**What is being asked:** Reproduce every item below line for line, leaving out the pictures.
══ Records supplied
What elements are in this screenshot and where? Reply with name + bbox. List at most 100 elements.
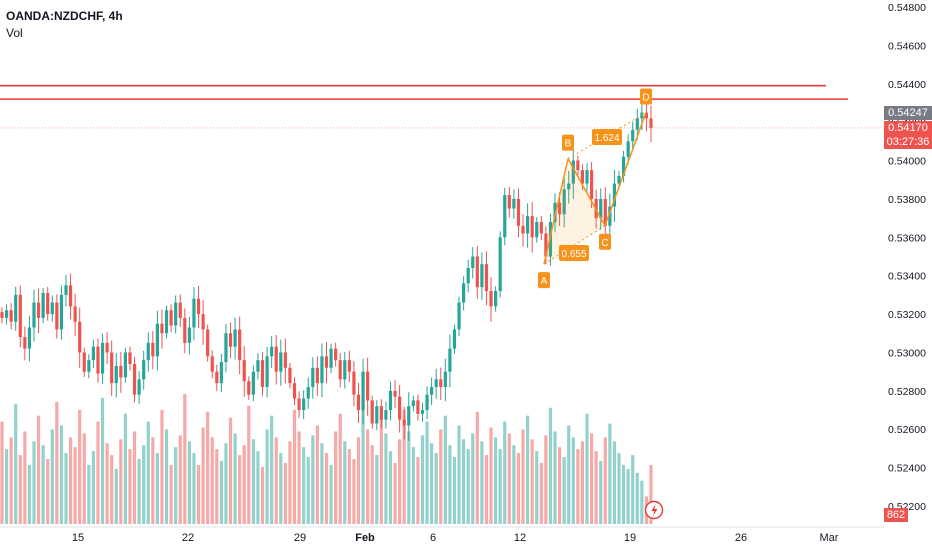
- volume-bar: [416, 457, 420, 524]
- candle-body: [535, 221, 539, 238]
- volume-bar: [471, 433, 475, 524]
- volume-bar: [228, 417, 233, 524]
- candle-body: [334, 348, 338, 361]
- price-tick-label: 0.53200: [888, 309, 926, 321]
- volume-bar: [4, 449, 9, 524]
- volume-bar: [612, 441, 617, 524]
- candle-body: [649, 118, 653, 128]
- lightning-icon: [651, 504, 658, 516]
- volume-bar: [292, 409, 297, 524]
- volume-bar: [530, 439, 534, 524]
- candle-body: [128, 352, 132, 364]
- volume-bar: [379, 417, 383, 524]
- candle-body: [260, 360, 265, 388]
- volume-bar: [46, 459, 50, 524]
- volume-bar: [512, 445, 516, 524]
- pattern-leg: [567, 158, 606, 227]
- volume-bar: [183, 394, 187, 524]
- time-axis: 15 22 29 Feb 6 12 19 26 Mar: [72, 532, 839, 544]
- candle-body: [164, 310, 169, 334]
- volume-bar: [132, 431, 137, 524]
- candle-body: [571, 160, 575, 184]
- candle-body: [494, 291, 498, 307]
- candle-body: [530, 216, 534, 238]
- candle-body: [411, 400, 415, 407]
- volume-bar: [334, 431, 338, 524]
- candle-body: [562, 189, 566, 215]
- volume-bar: [521, 429, 525, 524]
- candle-body: [315, 367, 319, 384]
- volume-bar: [557, 447, 562, 524]
- candle-body: [219, 362, 223, 384]
- horizontal-lines[interactable]: [0, 84, 884, 129]
- volume-bar: [251, 439, 255, 524]
- volume-bar: [594, 451, 598, 524]
- volume-bar: [617, 453, 621, 524]
- harmonic-pattern[interactable]: A B C D 0.655 1.624: [538, 88, 652, 289]
- candle-body: [91, 346, 96, 361]
- volume-bar: [247, 405, 251, 524]
- volume-bar: [539, 462, 543, 524]
- volume-bar: [503, 421, 507, 524]
- volume-bar: [430, 443, 434, 524]
- volume-bar: [411, 447, 415, 524]
- candle-body: [196, 298, 201, 315]
- bar-countdown: 03:27:36: [886, 135, 930, 148]
- pattern-ratio-badge: [592, 129, 622, 145]
- candle-body: [160, 323, 164, 334]
- candle-body: [430, 387, 434, 395]
- time-tick-label: Feb: [355, 532, 375, 544]
- volume-bar: [297, 431, 301, 524]
- volume-bar: [585, 413, 589, 524]
- price-tick-label: 0.54400: [888, 79, 926, 91]
- volume-bar: [315, 425, 319, 524]
- candle-body: [41, 292, 45, 318]
- volume-bar: [36, 415, 41, 524]
- candle-body: [50, 302, 54, 315]
- pattern-leg: [543, 158, 569, 265]
- candle-body: [393, 390, 397, 397]
- volume-bar: [270, 415, 274, 524]
- price-tick-label: 0.54600: [888, 40, 926, 52]
- volume-bar: [192, 453, 196, 524]
- symbol-title: OANDA:NZDCHF, 4h: [6, 9, 123, 23]
- candle-body: [82, 352, 86, 372]
- candle-body: [9, 310, 13, 322]
- volume-bar: [174, 447, 178, 524]
- volume-bar: [393, 462, 397, 524]
- volume-bar: [233, 433, 237, 524]
- candle-body: [507, 195, 511, 209]
- candle-body: [585, 170, 589, 184]
- candle-body: [201, 314, 205, 330]
- candle-body: [36, 302, 41, 318]
- volume-bar: [169, 464, 173, 524]
- volume-bar: [64, 453, 68, 524]
- candle-body: [608, 206, 612, 226]
- candle-body: [352, 371, 356, 395]
- price-tick-label: 0.52800: [888, 386, 926, 398]
- volume-bar: [110, 455, 114, 524]
- volume-bar: [352, 459, 356, 524]
- candle-body: [489, 291, 493, 307]
- time-tick-label: 6: [430, 532, 436, 544]
- candle-body: [361, 371, 365, 411]
- volume-bar: [462, 439, 466, 524]
- volume-bar: [119, 439, 123, 524]
- candle-body: [27, 327, 32, 349]
- candle-body: [484, 264, 489, 292]
- volume-bar: [78, 409, 82, 524]
- volume-bar: [137, 459, 141, 524]
- volume-bar: [516, 453, 521, 524]
- volume-bar: [361, 403, 365, 524]
- volume-bar: [384, 433, 388, 524]
- volume-bar: [484, 455, 489, 524]
- volume-bar: [18, 455, 22, 524]
- time-tick-label: 22: [182, 532, 194, 544]
- volume-bar: [457, 425, 461, 524]
- volume-bar: [59, 425, 64, 524]
- volume-value-label: 862: [886, 509, 906, 521]
- volume-bar: [343, 441, 347, 524]
- volume-bar: [535, 451, 539, 524]
- pattern-point-label: A: [541, 276, 548, 287]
════
**Full solution:**
What elements are in this screenshot and where? Reply with name + bbox. List at most 100 elements.
- volume-bar: [416, 457, 420, 524]
- candle-body: [535, 221, 539, 238]
- volume-bar: [471, 433, 475, 524]
- volume-bar: [228, 417, 233, 524]
- candle-body: [334, 348, 338, 361]
- price-tick-label: 0.53200: [888, 309, 926, 321]
- volume-bar: [4, 449, 9, 524]
- volume-bar: [612, 441, 617, 524]
- candle-body: [649, 118, 653, 128]
- lightning-icon: [651, 504, 658, 516]
- volume-bar: [292, 409, 297, 524]
- volume-bar: [530, 439, 534, 524]
- candle-body: [128, 352, 132, 364]
- volume-bar: [379, 417, 383, 524]
- candle-body: [260, 360, 265, 388]
- volume-bar: [46, 459, 50, 524]
- volume-bar: [512, 445, 516, 524]
- pattern-leg: [567, 158, 606, 227]
- volume-bar: [183, 394, 187, 524]
- time-axis: 15 22 29 Feb 6 12 19 26 Mar: [72, 532, 839, 544]
- candle-body: [164, 310, 169, 334]
- volume-bar: [132, 431, 137, 524]
- candle-body: [571, 160, 575, 184]
- candle-body: [494, 291, 498, 307]
- candle-body: [530, 216, 534, 238]
- candle-body: [411, 400, 415, 407]
- volume-bar: [334, 431, 338, 524]
- candle-body: [562, 189, 566, 215]
- volume-bar: [521, 429, 525, 524]
- candle-body: [315, 367, 319, 384]
- volume-bar: [557, 447, 562, 524]
- candle-body: [219, 362, 223, 384]
- horizontal-lines[interactable]: [0, 84, 884, 129]
- volume-bar: [251, 439, 255, 524]
- volume-bar: [594, 451, 598, 524]
- volume-bar: [617, 453, 621, 524]
- harmonic-pattern[interactable]: A B C D 0.655 1.624: [538, 88, 652, 289]
- candle-body: [91, 346, 96, 361]
- volume-bar: [247, 405, 251, 524]
- volume-bar: [539, 462, 543, 524]
- volume-bar: [503, 421, 507, 524]
- volume-bar: [430, 443, 434, 524]
- volume-bar: [411, 447, 415, 524]
- candle-body: [196, 298, 201, 315]
- bar-countdown: 03:27:36: [886, 135, 930, 148]
- pattern-ratio-badge: [592, 129, 622, 145]
- candle-body: [160, 323, 164, 334]
- candle-body: [430, 387, 434, 395]
- time-tick-label: Feb: [355, 532, 375, 544]
- volume-bar: [297, 431, 301, 524]
- volume-bar: [585, 413, 589, 524]
- price-tick-label: 0.54400: [888, 79, 926, 91]
- volume-bar: [315, 425, 319, 524]
- candle-body: [41, 292, 45, 318]
- volume-bar: [36, 415, 41, 524]
- candle-body: [50, 302, 54, 315]
- pattern-leg: [543, 158, 569, 265]
- candle-body: [393, 390, 397, 397]
- volume-bar: [270, 415, 274, 524]
- price-tick-label: 0.54600: [888, 40, 926, 52]
- volume-bar: [192, 453, 196, 524]
- symbol-title: OANDA:NZDCHF, 4h: [6, 9, 123, 23]
- candle-body: [82, 352, 86, 372]
- candle-body: [9, 310, 13, 322]
- volume-bar: [174, 447, 178, 524]
- volume-bar: [393, 462, 397, 524]
- volume-bar: [233, 433, 237, 524]
- candle-body: [507, 195, 511, 209]
- candle-body: [585, 170, 589, 184]
- candle-body: [201, 314, 205, 330]
- candle-body: [36, 302, 41, 318]
- volume-bar: [169, 464, 173, 524]
- volume-bar: [64, 453, 68, 524]
- candle-body: [608, 206, 612, 226]
- candle-body: [352, 371, 356, 395]
- price-tick-label: 0.52800: [888, 386, 926, 398]
- volume-bar: [110, 455, 114, 524]
- volume-bar: [352, 459, 356, 524]
- candle-body: [489, 291, 493, 307]
- time-tick-label: 6: [430, 532, 436, 544]
- candle-body: [361, 371, 365, 411]
- volume-bar: [462, 439, 466, 524]
- volume-bar: [119, 439, 123, 524]
- candle-body: [27, 327, 32, 349]
- candle-body: [484, 264, 489, 292]
- volume-bar: [78, 409, 82, 524]
- volume-bar: [137, 459, 141, 524]
- volume-bar: [516, 453, 521, 524]
- volume-bar: [361, 403, 365, 524]
- volume-bar: [384, 433, 388, 524]
- volume-bar: [484, 455, 489, 524]
- volume-bar: [18, 455, 22, 524]
- time-tick-label: 22: [182, 532, 194, 544]
- volume-bar: [457, 425, 461, 524]
- volume-bar: [59, 425, 64, 524]
- volume-value-label: 862: [886, 509, 906, 521]
- volume-bar: [343, 441, 347, 524]
- volume-bar: [535, 451, 539, 524]
- pattern-point-label: A: [541, 276, 548, 287]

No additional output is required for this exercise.